Requirement>
Where a line in the entries below contains the word "doctrine", it counts; give the total by itself.

[Text content records for pages]
********

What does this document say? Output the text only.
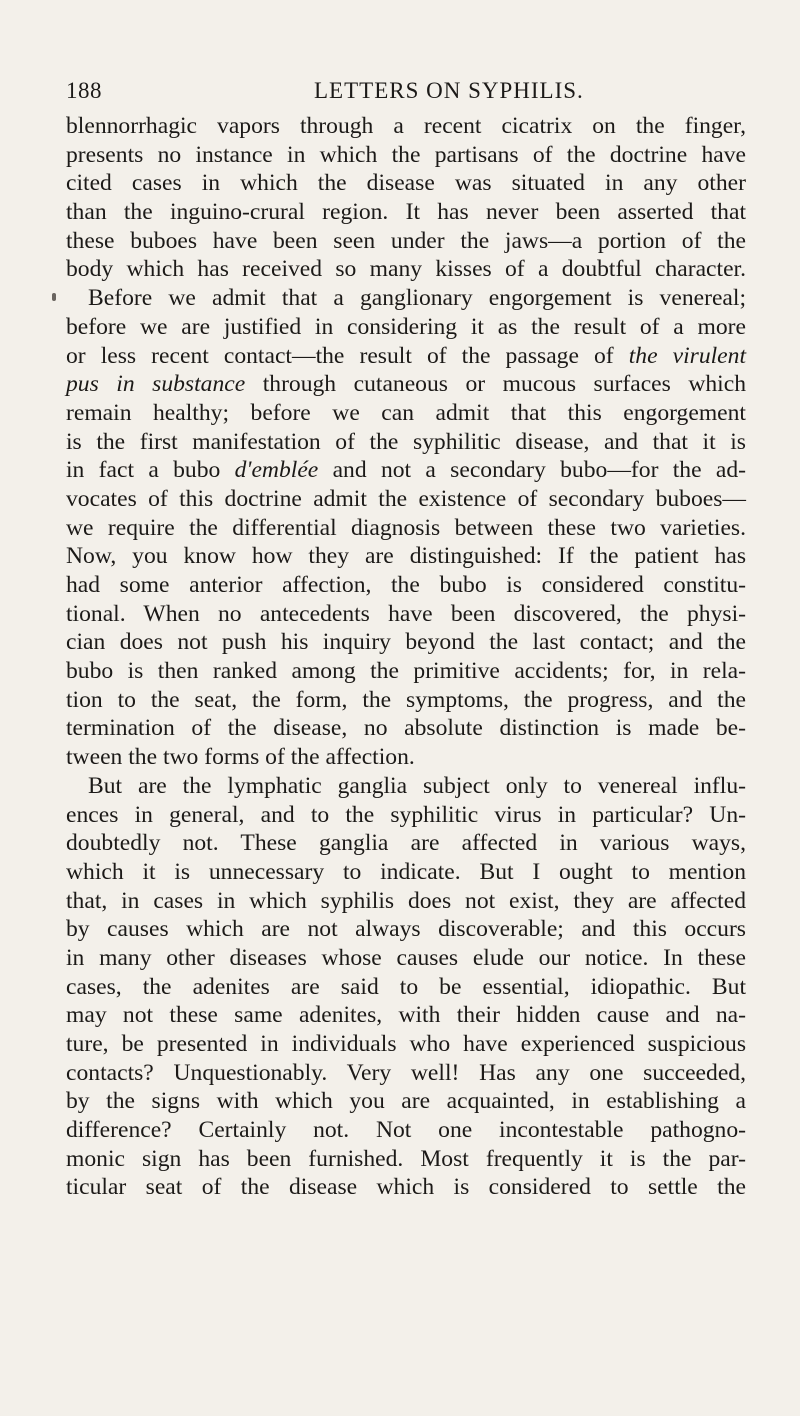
188	LETTERS ON SYPHILIS.
blennorrhagic vapors through a recent cicatrix on the finger,
presents no instance in which the partisans of the doctrine have
cited cases in which the disease was situated in any other
than the inguino-crural region. It has never been asserted that
these buboes have been seen under the jaws—a portion of the
body which has received so many kisses of a doubtful character.
Before we admit that a ganglionary engorgement is venereal;
before we are justified in considering it as the result of a more
or less recent contact—the result of the passage of the virulent
pus in substance through cutaneous or mucous surfaces which
remain healthy; before we can admit that this engorgement
is the first manifestation of the syphilitic disease, and that it is
in fact a bubo d'emblée and not a secondary bubo—for the ad-
vocates of this doctrine admit the existence of secondary buboes—
we require the differential diagnosis between these two varieties.
Now, you know how they are distinguished: If the patient has
had some anterior affection, the bubo is considered constitu-
tional. When no antecedents have been discovered, the physi-
cian does not push his inquiry beyond the last contact; and the
bubo is then ranked among the primitive accidents; for, in rela-
tion to the seat, the form, the symptoms, the progress, and the
termination of the disease, no absolute distinction is made be-
tween the two forms of the affection.
But are the lymphatic ganglia subject only to venereal influ-
ences in general, and to the syphilitic virus in particular? Un-
doubtedly not. These ganglia are affected in various ways,
which it is unnecessary to indicate. But I ought to mention
that, in cases in which syphilis does not exist, they are affected
by causes which are not always discoverable; and this occurs
in many other diseases whose causes elude our notice. In these
cases, the adenites are said to be essential, idiopathic. But
may not these same adenites, with their hidden cause and na-
ture, be presented in individuals who have experienced suspicious
contacts? Unquestionably. Very well! Has any one succeeded,
by the signs with which you are acquainted, in establishing a
difference? Certainly not. Not one incontestable pathogno-
monic sign has been furnished. Most frequently it is the par-
ticular seat of the disease which is considered to settle the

********

Exercise output>
2